Records from a collection
▼

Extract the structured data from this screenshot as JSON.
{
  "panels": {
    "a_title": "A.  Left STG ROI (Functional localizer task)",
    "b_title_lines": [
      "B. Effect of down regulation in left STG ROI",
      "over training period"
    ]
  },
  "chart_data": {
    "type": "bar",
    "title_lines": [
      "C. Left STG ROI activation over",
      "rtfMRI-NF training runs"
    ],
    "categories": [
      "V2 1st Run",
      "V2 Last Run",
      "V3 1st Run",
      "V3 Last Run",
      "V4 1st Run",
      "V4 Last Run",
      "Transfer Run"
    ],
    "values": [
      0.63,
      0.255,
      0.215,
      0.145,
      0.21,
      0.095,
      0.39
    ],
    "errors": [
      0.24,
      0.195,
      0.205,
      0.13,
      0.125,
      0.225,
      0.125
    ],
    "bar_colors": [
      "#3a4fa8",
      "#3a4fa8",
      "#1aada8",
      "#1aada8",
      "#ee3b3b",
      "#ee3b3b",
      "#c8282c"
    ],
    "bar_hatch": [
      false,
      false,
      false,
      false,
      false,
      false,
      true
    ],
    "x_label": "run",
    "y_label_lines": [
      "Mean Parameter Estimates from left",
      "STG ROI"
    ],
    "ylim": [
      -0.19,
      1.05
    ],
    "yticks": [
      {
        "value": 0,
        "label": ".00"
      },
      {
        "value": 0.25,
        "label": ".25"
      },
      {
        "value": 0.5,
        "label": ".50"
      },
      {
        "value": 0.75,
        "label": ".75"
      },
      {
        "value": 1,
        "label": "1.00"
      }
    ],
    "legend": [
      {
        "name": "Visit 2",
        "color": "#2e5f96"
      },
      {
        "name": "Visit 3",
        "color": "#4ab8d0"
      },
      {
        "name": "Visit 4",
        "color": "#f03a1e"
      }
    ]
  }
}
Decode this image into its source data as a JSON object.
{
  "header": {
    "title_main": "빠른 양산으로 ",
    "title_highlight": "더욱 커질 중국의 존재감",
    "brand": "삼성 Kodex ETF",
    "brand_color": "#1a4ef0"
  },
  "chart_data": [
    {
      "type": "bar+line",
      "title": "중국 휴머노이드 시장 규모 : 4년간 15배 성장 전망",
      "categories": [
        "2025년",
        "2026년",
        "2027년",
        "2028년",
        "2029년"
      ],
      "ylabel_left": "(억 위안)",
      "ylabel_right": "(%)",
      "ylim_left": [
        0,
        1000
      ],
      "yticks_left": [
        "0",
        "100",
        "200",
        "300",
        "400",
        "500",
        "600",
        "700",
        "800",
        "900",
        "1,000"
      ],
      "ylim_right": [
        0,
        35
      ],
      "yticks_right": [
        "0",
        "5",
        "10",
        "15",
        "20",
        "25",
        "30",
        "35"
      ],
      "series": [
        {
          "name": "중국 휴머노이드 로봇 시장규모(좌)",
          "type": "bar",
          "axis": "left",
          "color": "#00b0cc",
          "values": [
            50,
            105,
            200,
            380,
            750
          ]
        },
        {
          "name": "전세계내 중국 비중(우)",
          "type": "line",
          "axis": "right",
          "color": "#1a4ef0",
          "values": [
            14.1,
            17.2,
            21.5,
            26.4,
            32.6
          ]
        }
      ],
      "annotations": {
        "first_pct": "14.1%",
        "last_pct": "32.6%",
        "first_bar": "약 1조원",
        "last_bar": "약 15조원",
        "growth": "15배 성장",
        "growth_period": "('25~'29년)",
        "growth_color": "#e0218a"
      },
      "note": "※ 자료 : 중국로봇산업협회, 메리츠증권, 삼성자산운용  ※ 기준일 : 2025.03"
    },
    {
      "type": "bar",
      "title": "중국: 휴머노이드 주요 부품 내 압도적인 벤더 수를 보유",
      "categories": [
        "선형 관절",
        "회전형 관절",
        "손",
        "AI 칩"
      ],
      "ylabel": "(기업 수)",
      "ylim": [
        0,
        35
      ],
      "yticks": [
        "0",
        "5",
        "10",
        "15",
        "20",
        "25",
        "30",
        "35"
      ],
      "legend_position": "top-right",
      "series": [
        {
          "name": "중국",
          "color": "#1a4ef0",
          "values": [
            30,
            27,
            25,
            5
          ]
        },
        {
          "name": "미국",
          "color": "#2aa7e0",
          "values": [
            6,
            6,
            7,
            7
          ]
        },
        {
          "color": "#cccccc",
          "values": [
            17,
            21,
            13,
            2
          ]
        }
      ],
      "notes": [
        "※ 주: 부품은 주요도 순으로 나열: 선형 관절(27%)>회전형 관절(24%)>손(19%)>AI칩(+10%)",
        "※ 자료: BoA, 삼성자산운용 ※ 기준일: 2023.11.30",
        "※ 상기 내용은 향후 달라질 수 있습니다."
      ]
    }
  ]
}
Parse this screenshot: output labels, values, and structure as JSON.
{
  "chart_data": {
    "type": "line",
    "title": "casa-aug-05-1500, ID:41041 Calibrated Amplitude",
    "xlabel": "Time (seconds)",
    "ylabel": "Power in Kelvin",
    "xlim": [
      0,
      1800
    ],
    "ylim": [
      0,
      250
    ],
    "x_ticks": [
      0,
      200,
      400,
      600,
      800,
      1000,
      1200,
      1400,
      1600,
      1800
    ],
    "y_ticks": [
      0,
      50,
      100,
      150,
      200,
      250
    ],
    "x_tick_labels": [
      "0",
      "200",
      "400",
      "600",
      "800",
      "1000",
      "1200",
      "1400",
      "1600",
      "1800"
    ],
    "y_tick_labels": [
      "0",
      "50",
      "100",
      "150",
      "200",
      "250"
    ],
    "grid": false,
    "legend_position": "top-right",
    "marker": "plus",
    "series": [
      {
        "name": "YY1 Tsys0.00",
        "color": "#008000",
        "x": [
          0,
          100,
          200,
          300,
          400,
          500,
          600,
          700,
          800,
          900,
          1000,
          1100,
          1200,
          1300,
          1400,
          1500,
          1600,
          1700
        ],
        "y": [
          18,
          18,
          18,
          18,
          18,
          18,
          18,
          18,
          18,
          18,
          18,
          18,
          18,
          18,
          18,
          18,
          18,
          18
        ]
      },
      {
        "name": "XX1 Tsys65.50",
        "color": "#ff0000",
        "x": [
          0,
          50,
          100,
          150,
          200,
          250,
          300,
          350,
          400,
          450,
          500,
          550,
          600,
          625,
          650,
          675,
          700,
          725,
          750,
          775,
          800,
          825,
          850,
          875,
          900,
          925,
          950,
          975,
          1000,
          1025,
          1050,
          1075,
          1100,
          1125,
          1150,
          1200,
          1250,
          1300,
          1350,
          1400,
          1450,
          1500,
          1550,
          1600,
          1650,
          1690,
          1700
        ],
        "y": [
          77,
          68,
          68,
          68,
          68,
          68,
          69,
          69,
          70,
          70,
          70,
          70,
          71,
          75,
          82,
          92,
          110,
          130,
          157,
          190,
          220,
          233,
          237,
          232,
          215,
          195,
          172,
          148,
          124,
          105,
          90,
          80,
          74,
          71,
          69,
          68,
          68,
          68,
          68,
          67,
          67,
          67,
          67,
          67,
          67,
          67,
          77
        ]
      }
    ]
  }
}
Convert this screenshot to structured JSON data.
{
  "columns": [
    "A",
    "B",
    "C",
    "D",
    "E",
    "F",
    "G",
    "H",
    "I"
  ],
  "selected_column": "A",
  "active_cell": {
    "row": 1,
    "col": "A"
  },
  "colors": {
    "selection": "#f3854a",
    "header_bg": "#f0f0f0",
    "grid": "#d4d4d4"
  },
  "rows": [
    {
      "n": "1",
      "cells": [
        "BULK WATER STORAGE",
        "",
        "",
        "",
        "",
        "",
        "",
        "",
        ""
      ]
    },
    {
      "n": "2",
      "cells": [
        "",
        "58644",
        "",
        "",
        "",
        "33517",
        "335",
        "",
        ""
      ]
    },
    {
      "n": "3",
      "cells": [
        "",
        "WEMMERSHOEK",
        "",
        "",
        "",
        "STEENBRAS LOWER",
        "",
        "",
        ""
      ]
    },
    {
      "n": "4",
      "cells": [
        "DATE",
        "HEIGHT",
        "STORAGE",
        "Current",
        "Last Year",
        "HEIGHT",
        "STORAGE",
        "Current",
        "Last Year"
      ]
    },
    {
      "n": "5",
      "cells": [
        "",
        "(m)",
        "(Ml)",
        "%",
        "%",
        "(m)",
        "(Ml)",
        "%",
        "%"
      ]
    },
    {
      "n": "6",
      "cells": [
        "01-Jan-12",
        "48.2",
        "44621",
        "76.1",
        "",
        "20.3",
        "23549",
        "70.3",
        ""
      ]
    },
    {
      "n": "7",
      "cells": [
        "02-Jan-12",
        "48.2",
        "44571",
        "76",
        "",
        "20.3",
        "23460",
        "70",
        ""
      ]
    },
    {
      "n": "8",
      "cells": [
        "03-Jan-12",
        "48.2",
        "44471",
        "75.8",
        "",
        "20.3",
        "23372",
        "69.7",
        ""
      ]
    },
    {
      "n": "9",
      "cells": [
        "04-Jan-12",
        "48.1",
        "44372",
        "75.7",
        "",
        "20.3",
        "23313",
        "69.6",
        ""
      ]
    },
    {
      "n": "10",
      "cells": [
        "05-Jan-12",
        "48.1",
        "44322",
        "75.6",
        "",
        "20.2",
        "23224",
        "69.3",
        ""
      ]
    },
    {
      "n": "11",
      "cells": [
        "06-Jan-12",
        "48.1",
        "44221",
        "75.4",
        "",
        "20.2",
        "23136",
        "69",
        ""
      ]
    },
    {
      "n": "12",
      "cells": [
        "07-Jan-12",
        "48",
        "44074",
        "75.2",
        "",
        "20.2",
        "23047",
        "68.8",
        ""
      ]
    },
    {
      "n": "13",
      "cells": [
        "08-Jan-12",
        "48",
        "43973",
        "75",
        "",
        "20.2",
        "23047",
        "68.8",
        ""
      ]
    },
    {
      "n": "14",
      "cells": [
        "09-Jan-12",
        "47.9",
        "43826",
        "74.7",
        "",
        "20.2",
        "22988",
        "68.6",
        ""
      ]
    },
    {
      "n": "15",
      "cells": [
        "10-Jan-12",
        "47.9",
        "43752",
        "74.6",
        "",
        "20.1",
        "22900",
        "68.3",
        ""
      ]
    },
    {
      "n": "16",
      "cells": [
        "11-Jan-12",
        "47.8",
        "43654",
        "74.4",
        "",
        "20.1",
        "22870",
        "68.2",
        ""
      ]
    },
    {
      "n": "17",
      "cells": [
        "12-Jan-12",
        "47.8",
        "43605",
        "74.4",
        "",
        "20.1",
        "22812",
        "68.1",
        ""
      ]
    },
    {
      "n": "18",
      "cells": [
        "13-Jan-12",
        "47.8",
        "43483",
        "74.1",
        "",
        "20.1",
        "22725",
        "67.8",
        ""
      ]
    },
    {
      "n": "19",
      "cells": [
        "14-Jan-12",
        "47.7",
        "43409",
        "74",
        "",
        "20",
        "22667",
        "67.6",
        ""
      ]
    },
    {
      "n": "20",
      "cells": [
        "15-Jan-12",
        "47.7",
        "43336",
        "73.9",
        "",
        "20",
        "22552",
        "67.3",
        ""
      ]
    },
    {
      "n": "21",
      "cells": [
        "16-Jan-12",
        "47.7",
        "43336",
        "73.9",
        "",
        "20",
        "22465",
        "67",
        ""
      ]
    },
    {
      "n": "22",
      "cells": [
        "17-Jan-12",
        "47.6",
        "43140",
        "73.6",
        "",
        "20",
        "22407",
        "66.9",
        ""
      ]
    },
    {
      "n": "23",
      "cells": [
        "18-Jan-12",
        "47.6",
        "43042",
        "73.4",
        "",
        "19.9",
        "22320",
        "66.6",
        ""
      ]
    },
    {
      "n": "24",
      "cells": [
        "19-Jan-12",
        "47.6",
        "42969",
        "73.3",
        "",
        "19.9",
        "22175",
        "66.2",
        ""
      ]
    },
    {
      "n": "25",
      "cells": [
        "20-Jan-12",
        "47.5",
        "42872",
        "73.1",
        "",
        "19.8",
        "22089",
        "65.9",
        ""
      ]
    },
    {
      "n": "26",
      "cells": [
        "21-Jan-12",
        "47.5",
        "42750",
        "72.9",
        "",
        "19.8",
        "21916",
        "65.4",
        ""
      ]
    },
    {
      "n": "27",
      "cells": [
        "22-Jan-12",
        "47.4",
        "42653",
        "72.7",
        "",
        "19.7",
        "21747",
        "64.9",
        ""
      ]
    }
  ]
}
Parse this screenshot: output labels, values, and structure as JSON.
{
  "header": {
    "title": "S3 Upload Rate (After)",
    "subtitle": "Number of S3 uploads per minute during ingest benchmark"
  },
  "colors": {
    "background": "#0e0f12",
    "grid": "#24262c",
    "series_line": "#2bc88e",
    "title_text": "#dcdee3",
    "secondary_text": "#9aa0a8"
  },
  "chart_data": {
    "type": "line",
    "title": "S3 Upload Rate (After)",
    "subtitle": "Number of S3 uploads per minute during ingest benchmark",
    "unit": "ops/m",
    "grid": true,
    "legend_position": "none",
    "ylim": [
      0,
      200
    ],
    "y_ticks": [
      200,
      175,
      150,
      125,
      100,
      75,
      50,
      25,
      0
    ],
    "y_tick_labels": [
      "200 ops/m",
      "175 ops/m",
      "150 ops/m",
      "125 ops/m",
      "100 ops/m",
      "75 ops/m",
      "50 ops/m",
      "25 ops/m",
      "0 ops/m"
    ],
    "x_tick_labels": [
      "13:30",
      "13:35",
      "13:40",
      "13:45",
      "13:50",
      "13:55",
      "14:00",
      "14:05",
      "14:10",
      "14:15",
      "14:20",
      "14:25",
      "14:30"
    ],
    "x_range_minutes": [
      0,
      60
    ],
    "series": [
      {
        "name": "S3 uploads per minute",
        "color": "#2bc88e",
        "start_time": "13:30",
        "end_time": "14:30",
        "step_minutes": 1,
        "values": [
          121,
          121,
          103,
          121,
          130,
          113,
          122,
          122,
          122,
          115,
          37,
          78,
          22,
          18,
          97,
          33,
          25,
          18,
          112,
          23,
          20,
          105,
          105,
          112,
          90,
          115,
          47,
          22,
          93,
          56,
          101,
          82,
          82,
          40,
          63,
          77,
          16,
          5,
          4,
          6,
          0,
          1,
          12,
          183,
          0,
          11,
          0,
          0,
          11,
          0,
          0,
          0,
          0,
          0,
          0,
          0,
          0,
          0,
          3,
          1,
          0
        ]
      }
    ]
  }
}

▲

YOUR TASK :: For each line of the listing that holds the word "screenshot", show that line.

TASK SOLUTION ::
Extract the structured data from this screenshot as JSON.
Parse this screenshot: output labels, values, and structure as JSON.
Convert this screenshot to structured JSON data.
Parse this screenshot: output labels, values, and structure as JSON.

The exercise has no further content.